WHAT THE TASK ASKS
What follows is a set of records; restate each one word for word and drop the pictures.

** Begin ENTRIES PROVIDED **

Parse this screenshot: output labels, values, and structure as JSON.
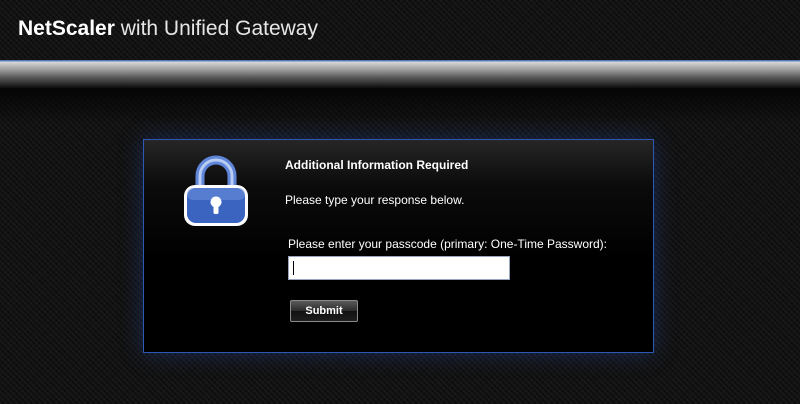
{
  "header": {
    "brand_bold": "NetScaler",
    "brand_rest": "with Unified Gateway"
  },
  "panel": {
    "icon": "lock-icon",
    "title": "Additional Information Required",
    "subtitle": "Please type your response below.",
    "prompt_label": "Please enter your passcode (primary: One-Time Password):",
    "passcode_value": "",
    "submit_label": "Submit"
  },
  "colors": {
    "accent": "#2f57b5",
    "lock_blue": "#3a64c0",
    "background": "#111111",
    "text": "#ffffff"
  }
}
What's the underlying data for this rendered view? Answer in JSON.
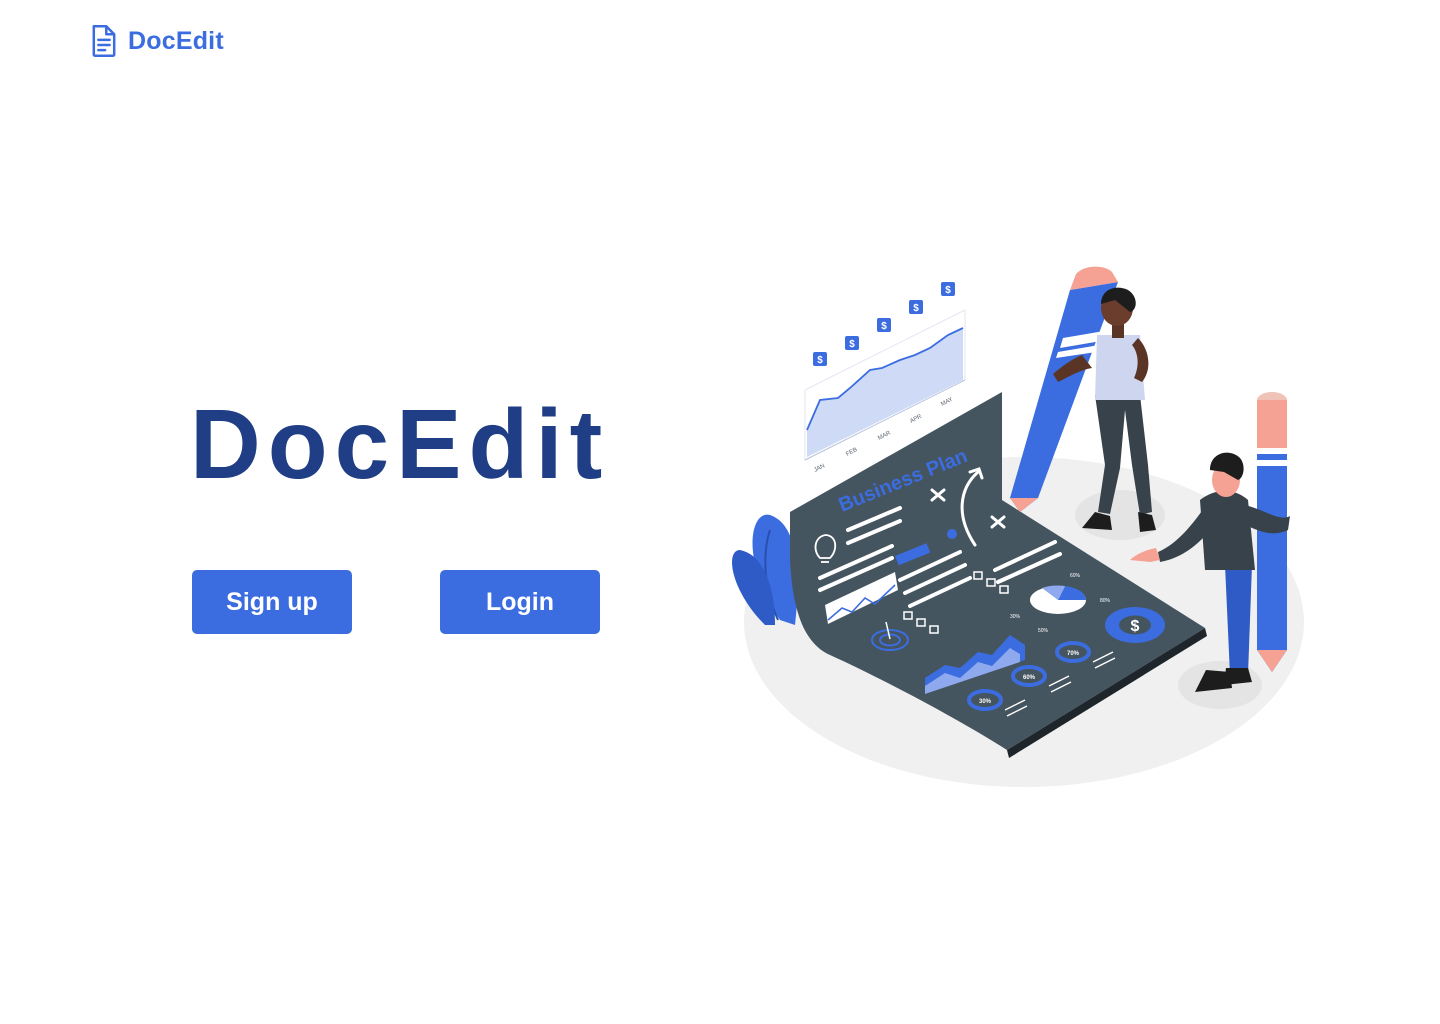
{
  "app": {
    "brand_name": "DocEdit",
    "brand_icon": "document-icon"
  },
  "hero": {
    "title": "DocEdit"
  },
  "actions": {
    "signup_label": "Sign up",
    "login_label": "Login"
  },
  "illustration": {
    "doc_title": "Business Plan",
    "months": [
      "JAN",
      "FEB",
      "MAR",
      "APR",
      "MAY"
    ],
    "currency_symbol": "$",
    "percentages": [
      "30%",
      "60%",
      "70%",
      "30%",
      "50%",
      "60%",
      "80%"
    ]
  },
  "colors": {
    "accent": "#3b6de0",
    "title": "#1f3e85",
    "doc": "#455560",
    "ground": "#f0f0f0"
  }
}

** End ENTRIES PROVIDED **

TASK SOLUTION
Parse this screenshot: output labels, values, and structure as JSON.
{
  "header": {
    "brand_bold": "NetScaler",
    "brand_rest": "with Unified Gateway"
  },
  "panel": {
    "icon": "lock-icon",
    "title": "Additional Information Required",
    "subtitle": "Please type your response below.",
    "prompt_label": "Please enter your passcode (primary: One-Time Password):",
    "passcode_value": "",
    "submit_label": "Submit"
  },
  "colors": {
    "accent": "#2f57b5",
    "lock_blue": "#3a64c0",
    "background": "#111111",
    "text": "#ffffff"
  }
}
What's the underlying data for this rendered view? Answer in JSON.
{
  "app": {
    "brand_name": "DocEdit",
    "brand_icon": "document-icon"
  },
  "hero": {
    "title": "DocEdit"
  },
  "actions": {
    "signup_label": "Sign up",
    "login_label": "Login"
  },
  "illustration": {
    "doc_title": "Business Plan",
    "months": [
      "JAN",
      "FEB",
      "MAR",
      "APR",
      "MAY"
    ],
    "currency_symbol": "$",
    "percentages": [
      "30%",
      "60%",
      "70%",
      "30%",
      "50%",
      "60%",
      "80%"
    ]
  },
  "colors": {
    "accent": "#3b6de0",
    "title": "#1f3e85",
    "doc": "#455560",
    "ground": "#f0f0f0"
  }
}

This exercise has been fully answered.